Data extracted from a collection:
■ ■ ■ ■ ■

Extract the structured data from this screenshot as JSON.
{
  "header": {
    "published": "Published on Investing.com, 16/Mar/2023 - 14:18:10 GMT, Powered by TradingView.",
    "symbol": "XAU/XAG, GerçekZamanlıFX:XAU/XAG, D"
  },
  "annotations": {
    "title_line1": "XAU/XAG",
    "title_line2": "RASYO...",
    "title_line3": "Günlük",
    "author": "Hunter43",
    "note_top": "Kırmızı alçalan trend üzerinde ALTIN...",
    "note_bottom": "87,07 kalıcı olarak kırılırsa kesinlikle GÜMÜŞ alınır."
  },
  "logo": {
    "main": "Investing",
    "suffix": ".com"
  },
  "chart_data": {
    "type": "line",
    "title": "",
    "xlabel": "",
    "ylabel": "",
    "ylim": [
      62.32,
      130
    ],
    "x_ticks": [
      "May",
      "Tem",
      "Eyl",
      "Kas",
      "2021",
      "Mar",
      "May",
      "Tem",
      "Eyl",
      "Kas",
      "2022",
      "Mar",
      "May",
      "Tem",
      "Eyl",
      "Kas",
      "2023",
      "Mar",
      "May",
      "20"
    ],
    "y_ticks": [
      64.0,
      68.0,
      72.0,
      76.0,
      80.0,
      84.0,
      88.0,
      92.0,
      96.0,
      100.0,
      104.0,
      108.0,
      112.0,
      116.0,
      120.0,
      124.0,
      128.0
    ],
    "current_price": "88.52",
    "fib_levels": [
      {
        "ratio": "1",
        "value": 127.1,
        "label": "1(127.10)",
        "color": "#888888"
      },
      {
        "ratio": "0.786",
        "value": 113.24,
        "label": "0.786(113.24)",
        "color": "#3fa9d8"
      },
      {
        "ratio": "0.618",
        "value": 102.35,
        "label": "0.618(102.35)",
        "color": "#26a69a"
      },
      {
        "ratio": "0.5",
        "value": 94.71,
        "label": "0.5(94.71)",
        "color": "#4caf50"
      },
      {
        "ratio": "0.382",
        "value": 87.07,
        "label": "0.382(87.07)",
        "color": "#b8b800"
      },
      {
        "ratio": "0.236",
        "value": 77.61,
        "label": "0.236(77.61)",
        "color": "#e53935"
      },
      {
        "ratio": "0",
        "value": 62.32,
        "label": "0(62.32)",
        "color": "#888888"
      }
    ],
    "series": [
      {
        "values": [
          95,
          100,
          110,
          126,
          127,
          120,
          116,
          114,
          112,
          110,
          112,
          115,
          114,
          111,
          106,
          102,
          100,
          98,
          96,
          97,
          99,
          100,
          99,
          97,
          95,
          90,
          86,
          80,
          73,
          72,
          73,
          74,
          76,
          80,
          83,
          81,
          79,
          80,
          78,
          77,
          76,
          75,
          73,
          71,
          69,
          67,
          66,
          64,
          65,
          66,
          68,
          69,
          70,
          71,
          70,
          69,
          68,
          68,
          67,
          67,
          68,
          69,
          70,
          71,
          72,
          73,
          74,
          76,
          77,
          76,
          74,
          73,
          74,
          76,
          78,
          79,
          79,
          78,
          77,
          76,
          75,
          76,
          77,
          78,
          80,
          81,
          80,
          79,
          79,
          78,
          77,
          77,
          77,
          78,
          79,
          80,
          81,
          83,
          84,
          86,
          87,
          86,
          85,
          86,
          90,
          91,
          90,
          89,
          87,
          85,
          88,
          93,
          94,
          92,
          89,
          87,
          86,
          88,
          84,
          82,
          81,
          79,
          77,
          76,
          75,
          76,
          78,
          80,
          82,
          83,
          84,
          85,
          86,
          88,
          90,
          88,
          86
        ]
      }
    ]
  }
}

■ ■ ■ ■ ■

(GIVEN TASK): Pick out the lines containing the string "color" and show them.

(PROBLEM SOLUTION):
        "color": "#888888"
        "color": "#3fa9d8"
        "color": "#26a69a"
        "color": "#4caf50"
        "color": "#b8b800"
        "color": "#e53935"
        "color": "#888888"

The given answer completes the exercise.